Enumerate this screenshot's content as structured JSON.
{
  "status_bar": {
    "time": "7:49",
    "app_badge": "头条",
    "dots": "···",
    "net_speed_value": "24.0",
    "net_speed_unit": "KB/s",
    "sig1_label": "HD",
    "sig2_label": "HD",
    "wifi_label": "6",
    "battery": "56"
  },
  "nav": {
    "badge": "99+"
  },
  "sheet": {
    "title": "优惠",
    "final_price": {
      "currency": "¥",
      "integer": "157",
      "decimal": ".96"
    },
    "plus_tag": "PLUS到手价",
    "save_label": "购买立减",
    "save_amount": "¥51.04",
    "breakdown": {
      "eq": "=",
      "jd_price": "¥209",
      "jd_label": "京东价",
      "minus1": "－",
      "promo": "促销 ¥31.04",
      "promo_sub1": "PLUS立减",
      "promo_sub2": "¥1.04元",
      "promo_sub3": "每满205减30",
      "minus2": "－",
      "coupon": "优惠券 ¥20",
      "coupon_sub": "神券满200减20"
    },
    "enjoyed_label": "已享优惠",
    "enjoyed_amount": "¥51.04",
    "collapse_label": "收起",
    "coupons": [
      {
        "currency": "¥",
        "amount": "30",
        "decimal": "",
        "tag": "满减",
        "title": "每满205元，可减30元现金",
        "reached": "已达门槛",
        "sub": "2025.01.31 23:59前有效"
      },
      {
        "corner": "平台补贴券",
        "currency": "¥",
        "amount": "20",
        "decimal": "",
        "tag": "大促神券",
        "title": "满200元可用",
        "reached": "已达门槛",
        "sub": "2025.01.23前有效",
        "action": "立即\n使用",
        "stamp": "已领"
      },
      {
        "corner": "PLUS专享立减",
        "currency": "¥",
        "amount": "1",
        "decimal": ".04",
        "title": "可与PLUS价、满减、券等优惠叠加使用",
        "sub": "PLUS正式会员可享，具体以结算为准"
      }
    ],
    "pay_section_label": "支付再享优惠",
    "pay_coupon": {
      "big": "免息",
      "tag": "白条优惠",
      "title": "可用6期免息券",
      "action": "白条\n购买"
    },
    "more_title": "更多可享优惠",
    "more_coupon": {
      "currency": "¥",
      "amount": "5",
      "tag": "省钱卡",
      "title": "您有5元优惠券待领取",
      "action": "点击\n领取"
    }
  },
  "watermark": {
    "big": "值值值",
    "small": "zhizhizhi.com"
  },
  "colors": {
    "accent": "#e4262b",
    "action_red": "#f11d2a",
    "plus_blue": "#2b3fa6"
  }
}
-------
> _Stated exercise_
Retype every record above exactly as it appears.

> _Completed task_
Enumerate this screenshot's content as structured JSON.
{
  "status_bar": {
    "time": "7:49",
    "app_badge": "头条",
    "dots": "···",
    "net_speed_value": "24.0",
    "net_speed_unit": "KB/s",
    "sig1_label": "HD",
    "sig2_label": "HD",
    "wifi_label": "6",
    "battery": "56"
  },
  "nav": {
    "badge": "99+"
  },
  "sheet": {
    "title": "优惠",
    "final_price": {
      "currency": "¥",
      "integer": "157",
      "decimal": ".96"
    },
    "plus_tag": "PLUS到手价",
    "save_label": "购买立减",
    "save_amount": "¥51.04",
    "breakdown": {
      "eq": "=",
      "jd_price": "¥209",
      "jd_label": "京东价",
      "minus1": "－",
      "promo": "促销 ¥31.04",
      "promo_sub1": "PLUS立减",
      "promo_sub2": "¥1.04元",
      "promo_sub3": "每满205减30",
      "minus2": "－",
      "coupon": "优惠券 ¥20",
      "coupon_sub": "神券满200减20"
    },
    "enjoyed_label": "已享优惠",
    "enjoyed_amount": "¥51.04",
    "collapse_label": "收起",
    "coupons": [
      {
        "currency": "¥",
        "amount": "30",
        "decimal": "",
        "tag": "满减",
        "title": "每满205元，可减30元现金",
        "reached": "已达门槛",
        "sub": "2025.01.31 23:59前有效"
      },
      {
        "corner": "平台补贴券",
        "currency": "¥",
        "amount": "20",
        "decimal": "",
        "tag": "大促神券",
        "title": "满200元可用",
        "reached": "已达门槛",
        "sub": "2025.01.23前有效",
        "action": "立即\n使用",
        "stamp": "已领"
      },
      {
        "corner": "PLUS专享立减",
        "currency": "¥",
        "amount": "1",
        "decimal": ".04",
        "title": "可与PLUS价、满减、券等优惠叠加使用",
        "sub": "PLUS正式会员可享，具体以结算为准"
      }
    ],
    "pay_section_label": "支付再享优惠",
    "pay_coupon": {
      "big": "免息",
      "tag": "白条优惠",
      "title": "可用6期免息券",
      "action": "白条\n购买"
    },
    "more_title": "更多可享优惠",
    "more_coupon": {
      "currency": "¥",
      "amount": "5",
      "tag": "省钱卡",
      "title": "您有5元优惠券待领取",
      "action": "点击\n领取"
    }
  },
  "watermark": {
    "big": "值值值",
    "small": "zhizhizhi.com"
  },
  "colors": {
    "accent": "#e4262b",
    "action_red": "#f11d2a",
    "plus_blue": "#2b3fa6"
  }
}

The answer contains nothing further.